___ WORKING DATA

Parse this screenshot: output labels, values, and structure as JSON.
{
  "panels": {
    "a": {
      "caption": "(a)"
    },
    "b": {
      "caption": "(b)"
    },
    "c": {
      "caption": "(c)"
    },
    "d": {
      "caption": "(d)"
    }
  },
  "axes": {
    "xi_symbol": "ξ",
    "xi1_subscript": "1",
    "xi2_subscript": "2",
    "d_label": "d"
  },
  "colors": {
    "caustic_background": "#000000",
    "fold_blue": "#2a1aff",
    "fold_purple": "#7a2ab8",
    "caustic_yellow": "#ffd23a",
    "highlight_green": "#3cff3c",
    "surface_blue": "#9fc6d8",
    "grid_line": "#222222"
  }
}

______
___ WORKING DATA

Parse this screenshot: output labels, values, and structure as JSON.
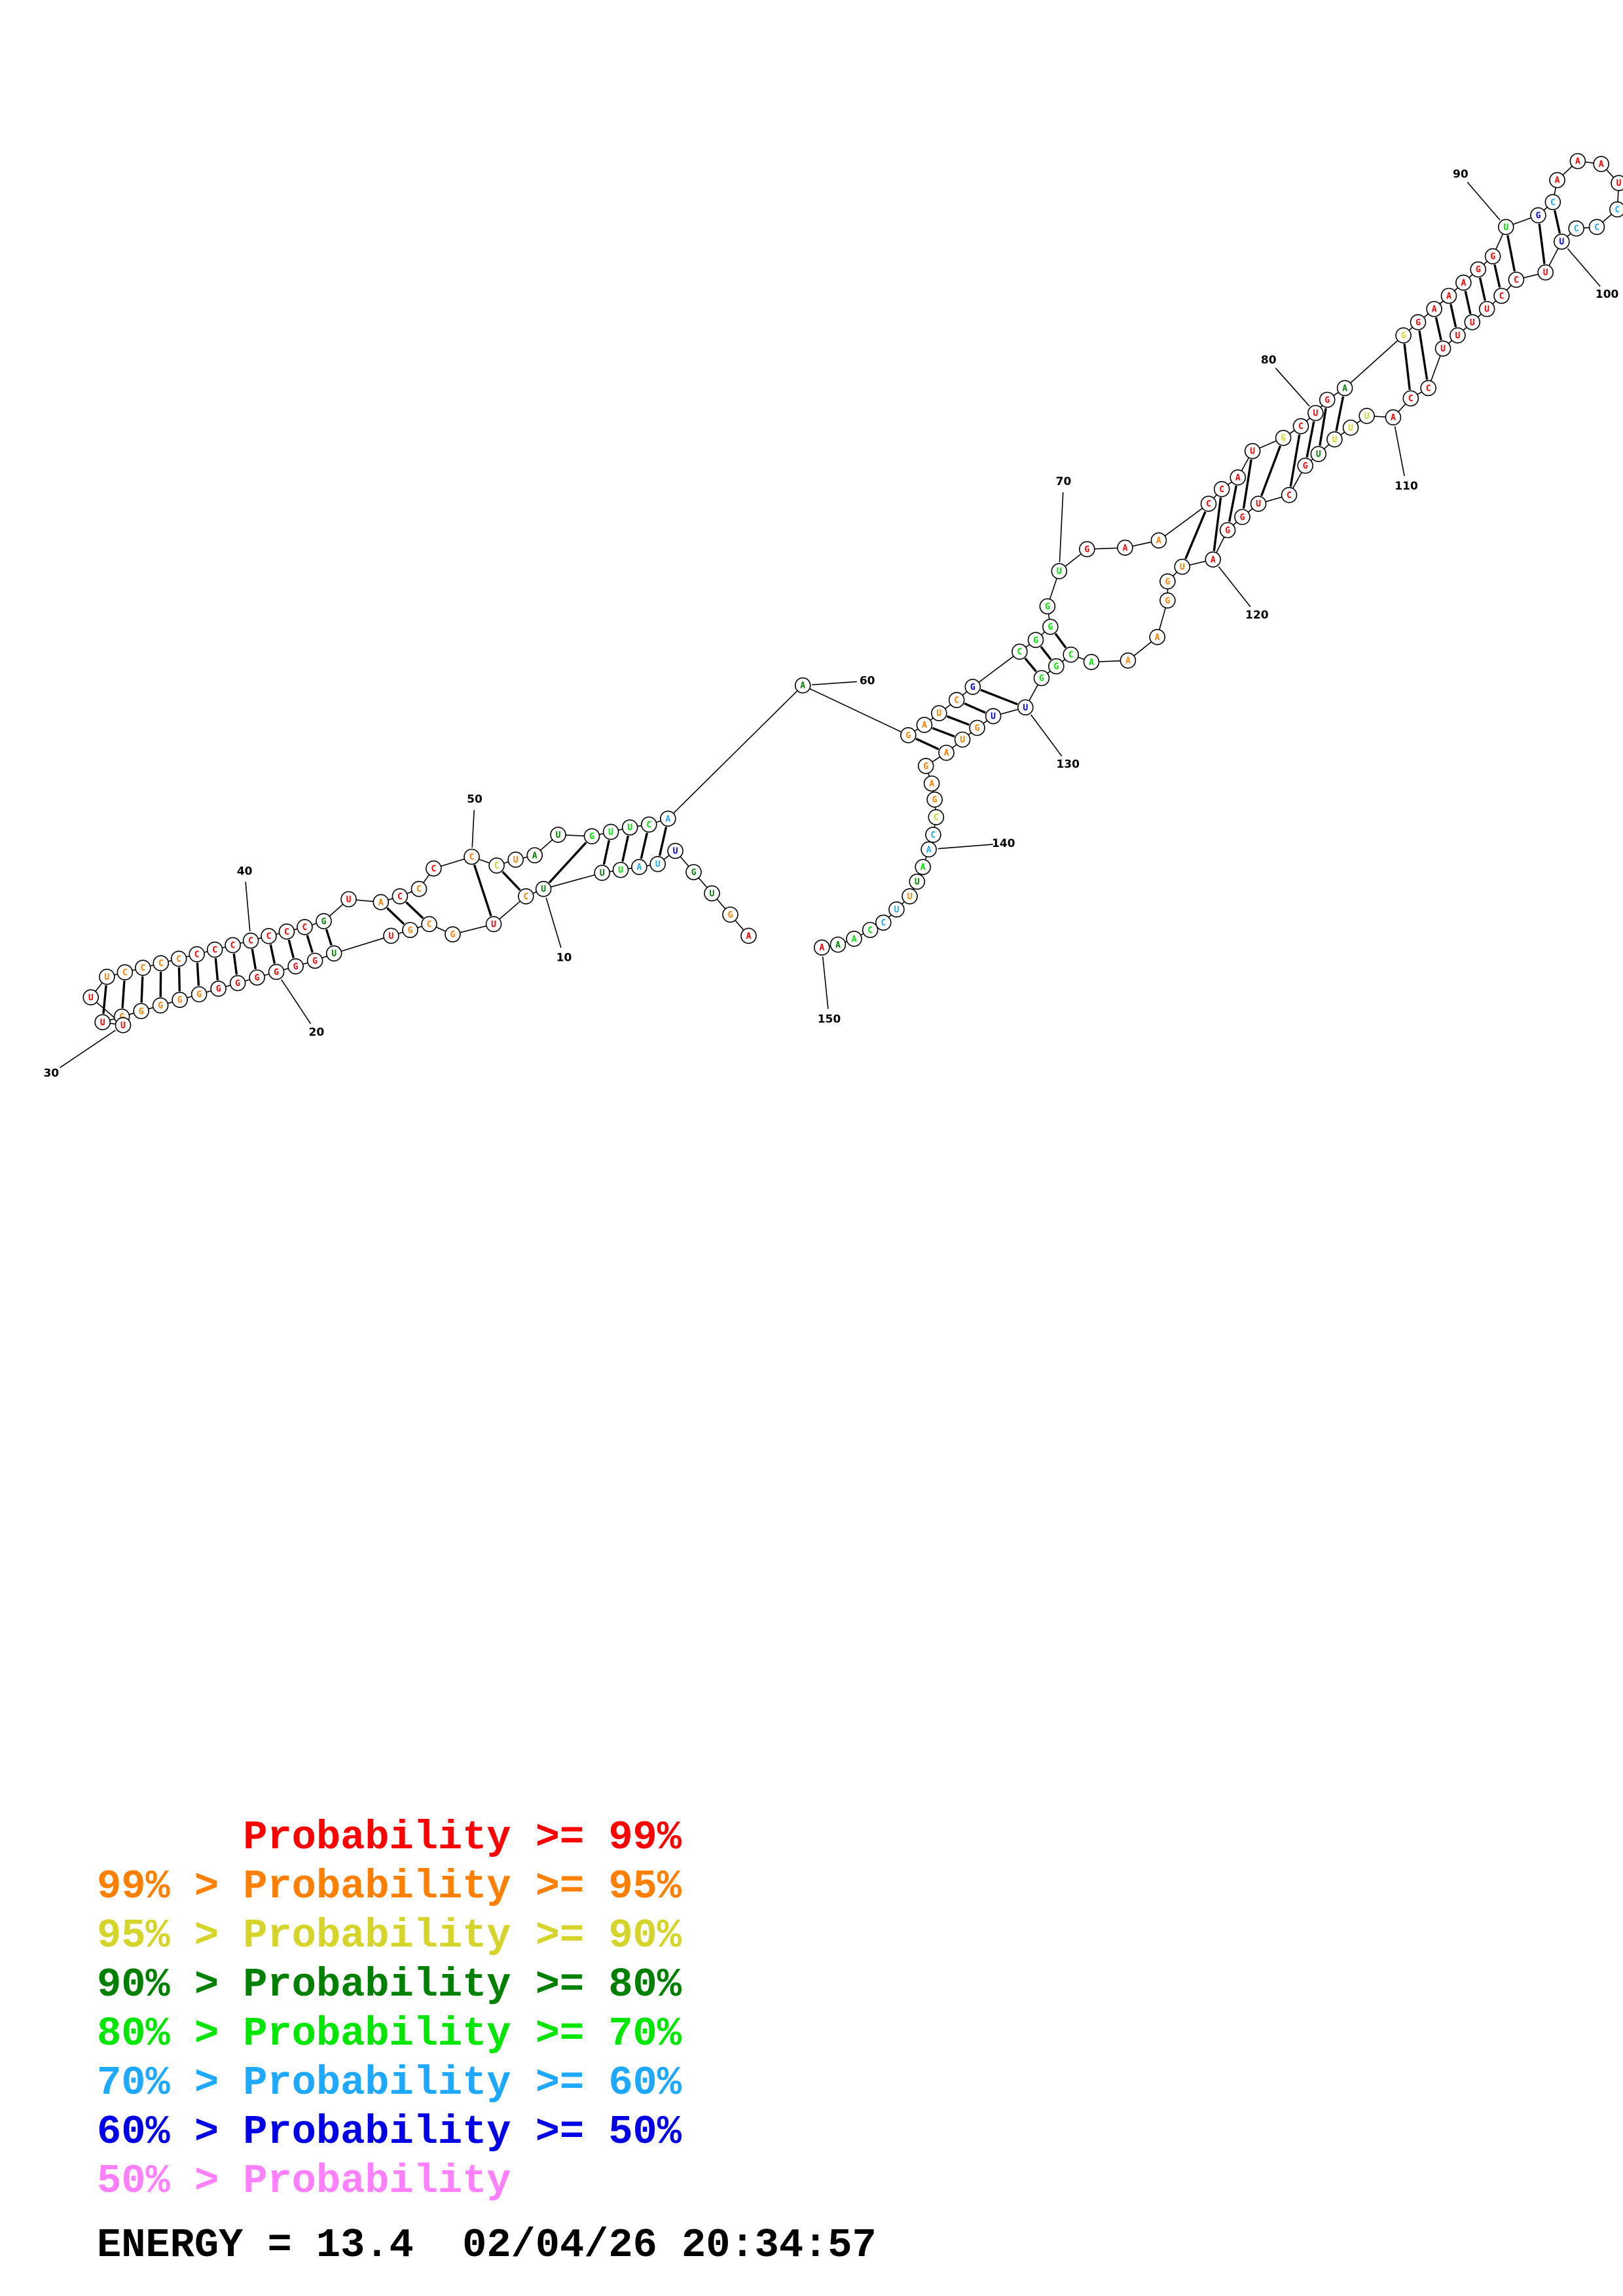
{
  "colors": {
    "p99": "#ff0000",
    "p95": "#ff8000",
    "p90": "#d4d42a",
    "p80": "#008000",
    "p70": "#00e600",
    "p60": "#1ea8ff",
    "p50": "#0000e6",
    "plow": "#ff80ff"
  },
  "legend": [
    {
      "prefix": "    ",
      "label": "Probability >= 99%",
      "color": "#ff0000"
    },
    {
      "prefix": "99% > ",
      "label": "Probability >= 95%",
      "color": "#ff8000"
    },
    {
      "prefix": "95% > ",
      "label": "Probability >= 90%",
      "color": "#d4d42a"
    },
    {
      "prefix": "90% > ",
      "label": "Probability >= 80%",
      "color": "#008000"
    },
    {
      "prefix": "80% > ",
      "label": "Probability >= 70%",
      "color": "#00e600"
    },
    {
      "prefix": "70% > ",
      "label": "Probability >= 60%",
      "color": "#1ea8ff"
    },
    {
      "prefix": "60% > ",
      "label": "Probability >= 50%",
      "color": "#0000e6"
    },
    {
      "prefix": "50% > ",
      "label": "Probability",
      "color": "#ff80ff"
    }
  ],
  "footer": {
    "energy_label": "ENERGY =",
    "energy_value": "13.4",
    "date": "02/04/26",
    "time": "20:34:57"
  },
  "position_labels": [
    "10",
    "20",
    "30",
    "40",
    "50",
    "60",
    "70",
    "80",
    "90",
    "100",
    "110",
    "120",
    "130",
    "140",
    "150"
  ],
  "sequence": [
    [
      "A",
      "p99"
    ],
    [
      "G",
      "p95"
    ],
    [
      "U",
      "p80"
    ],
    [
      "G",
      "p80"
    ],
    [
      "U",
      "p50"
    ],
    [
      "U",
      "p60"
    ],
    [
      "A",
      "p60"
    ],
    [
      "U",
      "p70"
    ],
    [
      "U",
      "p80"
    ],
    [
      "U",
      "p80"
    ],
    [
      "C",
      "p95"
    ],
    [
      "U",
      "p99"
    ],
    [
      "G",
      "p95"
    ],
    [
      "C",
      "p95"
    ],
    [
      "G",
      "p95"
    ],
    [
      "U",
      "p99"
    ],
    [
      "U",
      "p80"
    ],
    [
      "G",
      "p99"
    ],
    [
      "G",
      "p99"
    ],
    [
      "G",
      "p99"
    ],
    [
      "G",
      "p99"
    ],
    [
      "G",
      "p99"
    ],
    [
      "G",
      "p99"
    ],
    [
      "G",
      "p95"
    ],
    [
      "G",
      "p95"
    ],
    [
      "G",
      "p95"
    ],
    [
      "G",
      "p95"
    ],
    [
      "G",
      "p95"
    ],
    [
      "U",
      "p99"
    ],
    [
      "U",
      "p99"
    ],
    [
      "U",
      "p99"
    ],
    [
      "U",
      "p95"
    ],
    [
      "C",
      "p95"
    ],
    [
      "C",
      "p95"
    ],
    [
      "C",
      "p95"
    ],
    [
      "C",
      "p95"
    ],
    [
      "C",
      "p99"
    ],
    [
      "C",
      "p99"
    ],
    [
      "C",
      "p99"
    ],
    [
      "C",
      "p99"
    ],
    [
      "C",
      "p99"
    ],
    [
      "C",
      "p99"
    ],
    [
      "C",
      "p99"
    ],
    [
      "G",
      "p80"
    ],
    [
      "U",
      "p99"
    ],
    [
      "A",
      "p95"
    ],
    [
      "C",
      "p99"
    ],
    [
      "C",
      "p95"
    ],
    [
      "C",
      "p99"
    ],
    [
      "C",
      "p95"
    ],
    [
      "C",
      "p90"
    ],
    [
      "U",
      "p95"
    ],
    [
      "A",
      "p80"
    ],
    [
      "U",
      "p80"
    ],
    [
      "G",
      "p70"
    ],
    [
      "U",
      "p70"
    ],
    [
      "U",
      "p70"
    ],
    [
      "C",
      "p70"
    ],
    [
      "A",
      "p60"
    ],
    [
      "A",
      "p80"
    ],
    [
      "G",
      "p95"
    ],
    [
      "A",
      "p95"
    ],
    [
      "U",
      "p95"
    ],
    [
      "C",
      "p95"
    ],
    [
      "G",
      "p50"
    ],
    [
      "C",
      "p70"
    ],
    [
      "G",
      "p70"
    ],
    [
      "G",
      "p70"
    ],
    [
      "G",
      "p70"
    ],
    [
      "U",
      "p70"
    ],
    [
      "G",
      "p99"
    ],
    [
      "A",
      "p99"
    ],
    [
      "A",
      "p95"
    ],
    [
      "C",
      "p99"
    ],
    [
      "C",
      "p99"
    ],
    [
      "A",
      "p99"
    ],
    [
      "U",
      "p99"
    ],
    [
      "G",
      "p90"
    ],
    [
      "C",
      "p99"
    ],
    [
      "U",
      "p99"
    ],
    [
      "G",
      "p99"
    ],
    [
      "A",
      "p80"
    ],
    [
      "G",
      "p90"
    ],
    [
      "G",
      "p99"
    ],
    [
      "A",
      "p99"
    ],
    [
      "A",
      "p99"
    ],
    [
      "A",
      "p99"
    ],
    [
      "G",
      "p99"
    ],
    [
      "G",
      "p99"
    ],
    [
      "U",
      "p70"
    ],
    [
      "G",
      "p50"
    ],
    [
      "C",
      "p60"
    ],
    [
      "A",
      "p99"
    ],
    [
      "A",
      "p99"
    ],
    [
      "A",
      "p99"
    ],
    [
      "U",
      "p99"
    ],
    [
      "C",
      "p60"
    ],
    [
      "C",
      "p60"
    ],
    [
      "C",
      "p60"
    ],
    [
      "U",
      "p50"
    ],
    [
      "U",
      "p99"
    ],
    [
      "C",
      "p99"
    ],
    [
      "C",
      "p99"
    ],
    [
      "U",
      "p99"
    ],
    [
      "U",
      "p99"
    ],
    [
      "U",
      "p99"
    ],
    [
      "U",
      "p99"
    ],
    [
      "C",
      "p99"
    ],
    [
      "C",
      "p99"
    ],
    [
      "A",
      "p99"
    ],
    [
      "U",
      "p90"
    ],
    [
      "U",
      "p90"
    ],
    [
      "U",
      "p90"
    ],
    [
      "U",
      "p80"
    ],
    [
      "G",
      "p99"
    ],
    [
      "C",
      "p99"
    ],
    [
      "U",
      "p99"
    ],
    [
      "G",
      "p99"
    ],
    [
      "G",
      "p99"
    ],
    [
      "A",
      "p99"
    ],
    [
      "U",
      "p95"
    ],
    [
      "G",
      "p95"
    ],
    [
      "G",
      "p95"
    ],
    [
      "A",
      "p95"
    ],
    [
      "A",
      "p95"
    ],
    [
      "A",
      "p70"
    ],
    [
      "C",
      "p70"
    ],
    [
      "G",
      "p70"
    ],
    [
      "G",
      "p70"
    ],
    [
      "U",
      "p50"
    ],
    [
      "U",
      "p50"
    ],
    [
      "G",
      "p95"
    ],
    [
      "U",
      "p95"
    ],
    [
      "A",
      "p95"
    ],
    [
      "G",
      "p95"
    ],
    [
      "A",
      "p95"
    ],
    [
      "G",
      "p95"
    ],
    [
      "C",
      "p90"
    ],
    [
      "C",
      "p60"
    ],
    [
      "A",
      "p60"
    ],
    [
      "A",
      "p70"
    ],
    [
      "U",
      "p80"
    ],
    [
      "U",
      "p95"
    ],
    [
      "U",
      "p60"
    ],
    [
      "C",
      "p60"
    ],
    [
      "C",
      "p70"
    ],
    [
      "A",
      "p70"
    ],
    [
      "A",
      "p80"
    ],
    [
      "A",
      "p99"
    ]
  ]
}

______

■ DIRECTIONS ■
Copy out every line of the data that includes the word "caption".

■ EXERCISE ANSWER ■
      "caption": "(a)"
      "caption": "(b)"
      "caption": "(c)"
      "caption": "(d)"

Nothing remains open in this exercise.